OBJECTIVE
Keep the images out and copy every entry below exactly.
** start **
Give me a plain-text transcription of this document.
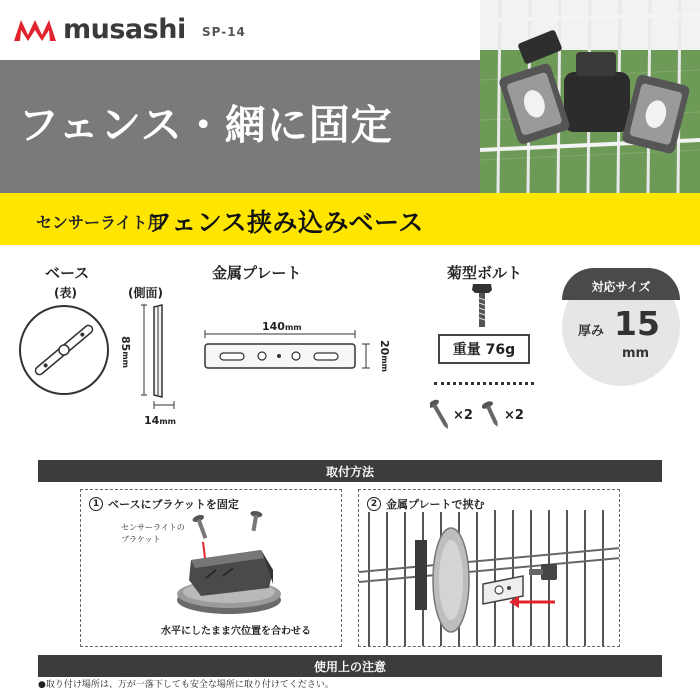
musashi SP-14
フェンス・網に固定
センサーライト用
フェンス挟み込みベース
ベース
(表)	(側面)
85mm
14mm
金属プレート
140mm
20mm
菊型ボルト
重量 76g
×2 ×2
対応サイズ
厚み 15
mm
取付方法
1 ベースにブラケットを固定
センサーライトの
ブラケット
水平にしたまま穴位置を合わせる
2 金属プレートで挟む
使用上の注意
●取り付け場所は、万が一落下しても安全な場所に取り付けてください。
** end **
ANSWER TO THE TASK
Give me a plain-text transcription of this document.
musashi SP-14
フェンス・網に固定
センサーライト用
フェンス挟み込みベース
ベース
(表)	(側面)
85mm
14mm
金属プレート
140mm
20mm
菊型ボルト
重量 76g
×2 ×2
対応サイズ
厚み 15
mm
取付方法
1 ベースにブラケットを固定
センサーライトの
ブラケット
水平にしたまま穴位置を合わせる
2 金属プレートで挟む
使用上の注意
●取り付け場所は、万が一落下しても安全な場所に取り付けてください。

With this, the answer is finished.